### Problem requirements
Repeat all the records exactly, omitting pictures.

### Rows
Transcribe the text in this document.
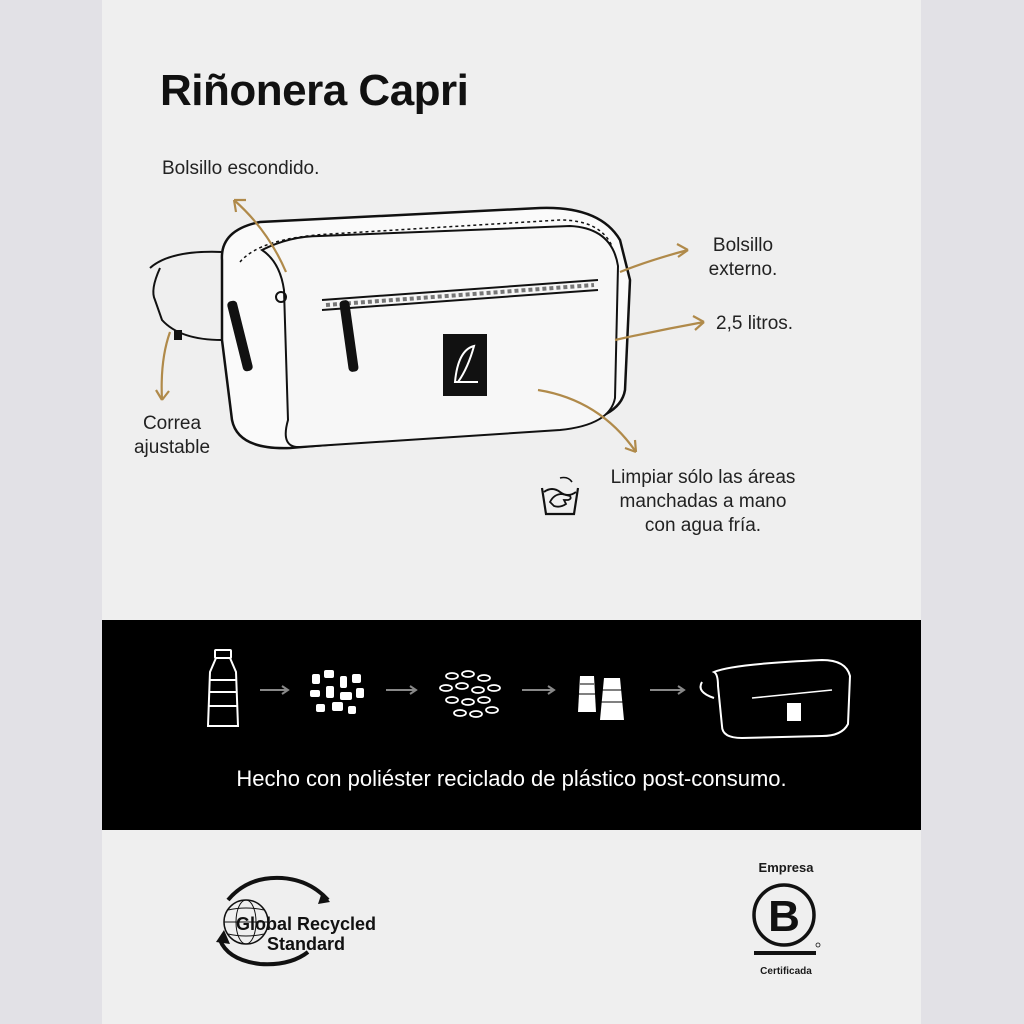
Riñonera Capri
Bolsillo escondido.
Bolsillo
externo.
2,5 litros.
Correa
ajustable
Limpiar sólo las áreas
manchadas a mano
con agua fría.
Hecho con poliéster reciclado de plástico post-consumo.
Global Recycled
Standard
Empresa
B
Certificada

### Result
Transcribe the text in this document.
Riñonera Capri
Bolsillo escondido.
Bolsillo
externo.
2,5 litros.
Correa
ajustable
Limpiar sólo las áreas
manchadas a mano
con agua fría.
Hecho con poliéster reciclado de plástico post-consumo.
Global Recycled
Standard
Empresa
B
Certificada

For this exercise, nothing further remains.